**Required work:** Return the listing word for word, as given.

Items listed in a dataset
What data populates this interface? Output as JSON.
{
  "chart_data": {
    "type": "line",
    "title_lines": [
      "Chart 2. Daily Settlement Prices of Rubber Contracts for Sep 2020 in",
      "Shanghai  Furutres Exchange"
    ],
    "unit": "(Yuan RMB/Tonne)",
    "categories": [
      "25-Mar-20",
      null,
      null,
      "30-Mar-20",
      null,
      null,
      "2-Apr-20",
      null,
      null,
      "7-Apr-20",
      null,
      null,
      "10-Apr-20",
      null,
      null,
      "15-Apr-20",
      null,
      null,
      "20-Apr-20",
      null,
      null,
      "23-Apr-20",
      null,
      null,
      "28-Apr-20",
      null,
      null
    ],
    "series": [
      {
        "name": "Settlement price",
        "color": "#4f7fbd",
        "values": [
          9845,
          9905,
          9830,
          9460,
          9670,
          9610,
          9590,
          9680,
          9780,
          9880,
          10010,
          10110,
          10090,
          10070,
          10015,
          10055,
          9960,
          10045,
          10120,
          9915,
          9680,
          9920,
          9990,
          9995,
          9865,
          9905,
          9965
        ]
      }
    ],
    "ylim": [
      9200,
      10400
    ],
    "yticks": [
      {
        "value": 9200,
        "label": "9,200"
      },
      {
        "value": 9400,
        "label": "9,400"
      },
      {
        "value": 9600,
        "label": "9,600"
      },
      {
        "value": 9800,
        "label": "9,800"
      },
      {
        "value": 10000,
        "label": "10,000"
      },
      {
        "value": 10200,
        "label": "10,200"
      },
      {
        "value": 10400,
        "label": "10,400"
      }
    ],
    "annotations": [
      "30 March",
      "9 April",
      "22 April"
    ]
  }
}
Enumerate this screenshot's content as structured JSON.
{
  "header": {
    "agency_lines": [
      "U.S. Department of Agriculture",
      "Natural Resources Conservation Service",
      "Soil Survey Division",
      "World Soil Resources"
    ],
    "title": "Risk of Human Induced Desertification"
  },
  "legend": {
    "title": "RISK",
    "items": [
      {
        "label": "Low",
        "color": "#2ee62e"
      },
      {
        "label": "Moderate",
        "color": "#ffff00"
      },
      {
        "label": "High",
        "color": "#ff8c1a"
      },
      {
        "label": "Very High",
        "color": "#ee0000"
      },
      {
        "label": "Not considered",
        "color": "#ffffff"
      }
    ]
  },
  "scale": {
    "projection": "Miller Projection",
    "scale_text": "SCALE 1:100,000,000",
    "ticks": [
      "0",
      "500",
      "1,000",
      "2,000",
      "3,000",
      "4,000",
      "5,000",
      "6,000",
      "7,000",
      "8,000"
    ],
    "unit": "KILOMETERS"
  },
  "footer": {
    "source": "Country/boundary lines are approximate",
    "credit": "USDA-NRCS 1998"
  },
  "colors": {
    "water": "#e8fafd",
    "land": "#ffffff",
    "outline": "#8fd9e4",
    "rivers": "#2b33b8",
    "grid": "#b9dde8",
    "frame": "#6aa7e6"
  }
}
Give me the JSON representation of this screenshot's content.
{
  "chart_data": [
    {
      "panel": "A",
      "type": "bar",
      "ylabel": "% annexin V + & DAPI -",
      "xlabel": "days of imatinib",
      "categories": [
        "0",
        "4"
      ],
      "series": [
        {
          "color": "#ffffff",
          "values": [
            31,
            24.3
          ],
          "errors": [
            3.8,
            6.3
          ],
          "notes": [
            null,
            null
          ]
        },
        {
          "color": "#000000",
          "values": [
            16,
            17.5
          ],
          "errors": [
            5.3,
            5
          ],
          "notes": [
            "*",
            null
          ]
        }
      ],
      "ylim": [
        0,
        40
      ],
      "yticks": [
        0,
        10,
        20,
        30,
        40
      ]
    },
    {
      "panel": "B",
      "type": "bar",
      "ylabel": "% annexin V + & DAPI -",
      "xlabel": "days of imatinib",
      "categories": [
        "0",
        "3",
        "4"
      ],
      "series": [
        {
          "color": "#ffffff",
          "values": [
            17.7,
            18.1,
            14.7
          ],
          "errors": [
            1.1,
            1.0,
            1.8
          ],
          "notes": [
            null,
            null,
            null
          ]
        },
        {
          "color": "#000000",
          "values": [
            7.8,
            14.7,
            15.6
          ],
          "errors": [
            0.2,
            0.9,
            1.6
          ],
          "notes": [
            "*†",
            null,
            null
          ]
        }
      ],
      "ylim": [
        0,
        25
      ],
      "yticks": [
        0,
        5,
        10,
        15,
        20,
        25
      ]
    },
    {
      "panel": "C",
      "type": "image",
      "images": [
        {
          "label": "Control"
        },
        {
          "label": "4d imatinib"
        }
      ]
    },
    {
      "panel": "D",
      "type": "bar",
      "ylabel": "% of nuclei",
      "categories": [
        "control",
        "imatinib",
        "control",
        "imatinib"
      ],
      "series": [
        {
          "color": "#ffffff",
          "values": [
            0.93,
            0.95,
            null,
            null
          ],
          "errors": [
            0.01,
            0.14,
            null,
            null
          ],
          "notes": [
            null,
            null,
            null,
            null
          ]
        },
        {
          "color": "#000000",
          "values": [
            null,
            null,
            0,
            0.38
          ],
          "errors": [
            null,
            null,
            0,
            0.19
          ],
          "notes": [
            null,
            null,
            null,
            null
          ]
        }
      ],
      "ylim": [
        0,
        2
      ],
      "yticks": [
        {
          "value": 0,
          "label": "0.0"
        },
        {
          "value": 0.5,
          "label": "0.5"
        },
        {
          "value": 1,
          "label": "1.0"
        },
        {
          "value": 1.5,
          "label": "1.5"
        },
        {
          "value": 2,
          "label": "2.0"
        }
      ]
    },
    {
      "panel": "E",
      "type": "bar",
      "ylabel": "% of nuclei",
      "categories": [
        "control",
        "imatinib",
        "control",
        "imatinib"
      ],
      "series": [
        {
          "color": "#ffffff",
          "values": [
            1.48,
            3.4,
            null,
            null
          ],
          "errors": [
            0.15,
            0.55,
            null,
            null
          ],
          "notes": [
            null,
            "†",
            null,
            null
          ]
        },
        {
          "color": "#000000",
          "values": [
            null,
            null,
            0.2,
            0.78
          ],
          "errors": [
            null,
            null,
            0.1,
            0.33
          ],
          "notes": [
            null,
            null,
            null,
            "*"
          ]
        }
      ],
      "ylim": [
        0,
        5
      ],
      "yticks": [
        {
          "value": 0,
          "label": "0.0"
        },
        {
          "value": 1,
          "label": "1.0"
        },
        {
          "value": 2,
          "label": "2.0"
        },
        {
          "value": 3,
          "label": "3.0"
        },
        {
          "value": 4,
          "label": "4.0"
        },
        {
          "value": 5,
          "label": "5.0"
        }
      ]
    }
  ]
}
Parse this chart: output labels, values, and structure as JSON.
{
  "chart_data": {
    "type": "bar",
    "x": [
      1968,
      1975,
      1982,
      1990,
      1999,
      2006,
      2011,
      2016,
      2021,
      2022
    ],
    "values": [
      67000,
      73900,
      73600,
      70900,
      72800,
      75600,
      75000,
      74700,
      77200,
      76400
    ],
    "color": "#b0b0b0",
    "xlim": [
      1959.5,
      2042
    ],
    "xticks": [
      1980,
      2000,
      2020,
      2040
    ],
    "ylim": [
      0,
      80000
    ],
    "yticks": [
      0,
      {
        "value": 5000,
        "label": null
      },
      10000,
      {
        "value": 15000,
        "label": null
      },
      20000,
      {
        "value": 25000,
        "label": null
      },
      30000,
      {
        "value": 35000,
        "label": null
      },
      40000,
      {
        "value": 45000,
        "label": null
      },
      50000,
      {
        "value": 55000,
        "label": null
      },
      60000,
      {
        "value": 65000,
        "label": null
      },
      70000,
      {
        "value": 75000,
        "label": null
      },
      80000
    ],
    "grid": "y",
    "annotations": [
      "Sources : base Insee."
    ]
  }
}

**Solution to this task:**
What data populates this interface? Output as JSON.
{
  "chart_data": {
    "type": "line",
    "title_lines": [
      "Chart 2. Daily Settlement Prices of Rubber Contracts for Sep 2020 in",
      "Shanghai  Furutres Exchange"
    ],
    "unit": "(Yuan RMB/Tonne)",
    "categories": [
      "25-Mar-20",
      null,
      null,
      "30-Mar-20",
      null,
      null,
      "2-Apr-20",
      null,
      null,
      "7-Apr-20",
      null,
      null,
      "10-Apr-20",
      null,
      null,
      "15-Apr-20",
      null,
      null,
      "20-Apr-20",
      null,
      null,
      "23-Apr-20",
      null,
      null,
      "28-Apr-20",
      null,
      null
    ],
    "series": [
      {
        "name": "Settlement price",
        "color": "#4f7fbd",
        "values": [
          9845,
          9905,
          9830,
          9460,
          9670,
          9610,
          9590,
          9680,
          9780,
          9880,
          10010,
          10110,
          10090,
          10070,
          10015,
          10055,
          9960,
          10045,
          10120,
          9915,
          9680,
          9920,
          9990,
          9995,
          9865,
          9905,
          9965
        ]
      }
    ],
    "ylim": [
      9200,
      10400
    ],
    "yticks": [
      {
        "value": 9200,
        "label": "9,200"
      },
      {
        "value": 9400,
        "label": "9,400"
      },
      {
        "value": 9600,
        "label": "9,600"
      },
      {
        "value": 9800,
        "label": "9,800"
      },
      {
        "value": 10000,
        "label": "10,000"
      },
      {
        "value": 10200,
        "label": "10,200"
      },
      {
        "value": 10400,
        "label": "10,400"
      }
    ],
    "annotations": [
      "30 March",
      "9 April",
      "22 April"
    ]
  }
}
Enumerate this screenshot's content as structured JSON.
{
  "header": {
    "agency_lines": [
      "U.S. Department of Agriculture",
      "Natural Resources Conservation Service",
      "Soil Survey Division",
      "World Soil Resources"
    ],
    "title": "Risk of Human Induced Desertification"
  },
  "legend": {
    "title": "RISK",
    "items": [
      {
        "label": "Low",
        "color": "#2ee62e"
      },
      {
        "label": "Moderate",
        "color": "#ffff00"
      },
      {
        "label": "High",
        "color": "#ff8c1a"
      },
      {
        "label": "Very High",
        "color": "#ee0000"
      },
      {
        "label": "Not considered",
        "color": "#ffffff"
      }
    ]
  },
  "scale": {
    "projection": "Miller Projection",
    "scale_text": "SCALE 1:100,000,000",
    "ticks": [
      "0",
      "500",
      "1,000",
      "2,000",
      "3,000",
      "4,000",
      "5,000",
      "6,000",
      "7,000",
      "8,000"
    ],
    "unit": "KILOMETERS"
  },
  "footer": {
    "source": "Country/boundary lines are approximate",
    "credit": "USDA-NRCS 1998"
  },
  "colors": {
    "water": "#e8fafd",
    "land": "#ffffff",
    "outline": "#8fd9e4",
    "rivers": "#2b33b8",
    "grid": "#b9dde8",
    "frame": "#6aa7e6"
  }
}
Give me the JSON representation of this screenshot's content.
{
  "chart_data": [
    {
      "panel": "A",
      "type": "bar",
      "ylabel": "% annexin V + & DAPI -",
      "xlabel": "days of imatinib",
      "categories": [
        "0",
        "4"
      ],
      "series": [
        {
          "color": "#ffffff",
          "values": [
            31,
            24.3
          ],
          "errors": [
            3.8,
            6.3
          ],
          "notes": [
            null,
            null
          ]
        },
        {
          "color": "#000000",
          "values": [
            16,
            17.5
          ],
          "errors": [
            5.3,
            5
          ],
          "notes": [
            "*",
            null
          ]
        }
      ],
      "ylim": [
        0,
        40
      ],
      "yticks": [
        0,
        10,
        20,
        30,
        40
      ]
    },
    {
      "panel": "B",
      "type": "bar",
      "ylabel": "% annexin V + & DAPI -",
      "xlabel": "days of imatinib",
      "categories": [
        "0",
        "3",
        "4"
      ],
      "series": [
        {
          "color": "#ffffff",
          "values": [
            17.7,
            18.1,
            14.7
          ],
          "errors": [
            1.1,
            1.0,
            1.8
          ],
          "notes": [
            null,
            null,
            null
          ]
        },
        {
          "color": "#000000",
          "values": [
            7.8,
            14.7,
            15.6
          ],
          "errors": [
            0.2,
            0.9,
            1.6
          ],
          "notes": [
            "*†",
            null,
            null
          ]
        }
      ],
      "ylim": [
        0,
        25
      ],
      "yticks": [
        0,
        5,
        10,
        15,
        20,
        25
      ]
    },
    {
      "panel": "C",
      "type": "image",
      "images": [
        {
          "label": "Control"
        },
        {
          "label": "4d imatinib"
        }
      ]
    },
    {
      "panel": "D",
      "type": "bar",
      "ylabel": "% of nuclei",
      "categories": [
        "control",
        "imatinib",
        "control",
        "imatinib"
      ],
      "series": [
        {
          "color": "#ffffff",
          "values": [
            0.93,
            0.95,
            null,
            null
          ],
          "errors": [
            0.01,
            0.14,
            null,
            null
          ],
          "notes": [
            null,
            null,
            null,
            null
          ]
        },
        {
          "color": "#000000",
          "values": [
            null,
            null,
            0,
            0.38
          ],
          "errors": [
            null,
            null,
            0,
            0.19
          ],
          "notes": [
            null,
            null,
            null,
            null
          ]
        }
      ],
      "ylim": [
        0,
        2
      ],
      "yticks": [
        {
          "value": 0,
          "label": "0.0"
        },
        {
          "value": 0.5,
          "label": "0.5"
        },
        {
          "value": 1,
          "label": "1.0"
        },
        {
          "value": 1.5,
          "label": "1.5"
        },
        {
          "value": 2,
          "label": "2.0"
        }
      ]
    },
    {
      "panel": "E",
      "type": "bar",
      "ylabel": "% of nuclei",
      "categories": [
        "control",
        "imatinib",
        "control",
        "imatinib"
      ],
      "series": [
        {
          "color": "#ffffff",
          "values": [
            1.48,
            3.4,
            null,
            null
          ],
          "errors": [
            0.15,
            0.55,
            null,
            null
          ],
          "notes": [
            null,
            "†",
            null,
            null
          ]
        },
        {
          "color": "#000000",
          "values": [
            null,
            null,
            0.2,
            0.78
          ],
          "errors": [
            null,
            null,
            0.1,
            0.33
          ],
          "notes": [
            null,
            null,
            null,
            "*"
          ]
        }
      ],
      "ylim": [
        0,
        5
      ],
      "yticks": [
        {
          "value": 0,
          "label": "0.0"
        },
        {
          "value": 1,
          "label": "1.0"
        },
        {
          "value": 2,
          "label": "2.0"
        },
        {
          "value": 3,
          "label": "3.0"
        },
        {
          "value": 4,
          "label": "4.0"
        },
        {
          "value": 5,
          "label": "5.0"
        }
      ]
    }
  ]
}
Parse this chart: output labels, values, and structure as JSON.
{
  "chart_data": {
    "type": "bar",
    "x": [
      1968,
      1975,
      1982,
      1990,
      1999,
      2006,
      2011,
      2016,
      2021,
      2022
    ],
    "values": [
      67000,
      73900,
      73600,
      70900,
      72800,
      75600,
      75000,
      74700,
      77200,
      76400
    ],
    "color": "#b0b0b0",
    "xlim": [
      1959.5,
      2042
    ],
    "xticks": [
      1980,
      2000,
      2020,
      2040
    ],
    "ylim": [
      0,
      80000
    ],
    "yticks": [
      0,
      {
        "value": 5000,
        "label": null
      },
      10000,
      {
        "value": 15000,
        "label": null
      },
      20000,
      {
        "value": 25000,
        "label": null
      },
      30000,
      {
        "value": 35000,
        "label": null
      },
      40000,
      {
        "value": 45000,
        "label": null
      },
      50000,
      {
        "value": 55000,
        "label": null
      },
      60000,
      {
        "value": 65000,
        "label": null
      },
      70000,
      {
        "value": 75000,
        "label": null
      },
      80000
    ],
    "grid": "y",
    "annotations": [
      "Sources : base Insee."
    ]
  }
}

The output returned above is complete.